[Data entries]
==============================

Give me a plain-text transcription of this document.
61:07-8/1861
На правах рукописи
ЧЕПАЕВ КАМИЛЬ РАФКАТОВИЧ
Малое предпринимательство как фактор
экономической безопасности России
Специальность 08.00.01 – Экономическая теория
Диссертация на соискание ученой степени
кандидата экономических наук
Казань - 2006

==============================

◆ Goal:
Type the whole listing again, unaltered.

◆ Solution to the exercise:
Give me a plain-text transcription of this document.
61:07-8/1861
На правах рукописи
ЧЕПАЕВ КАМИЛЬ РАФКАТОВИЧ
Малое предпринимательство как фактор
экономической безопасности России
Специальность 08.00.01 – Экономическая теория
Диссертация на соискание ученой степени
кандидата экономических наук
Казань - 2006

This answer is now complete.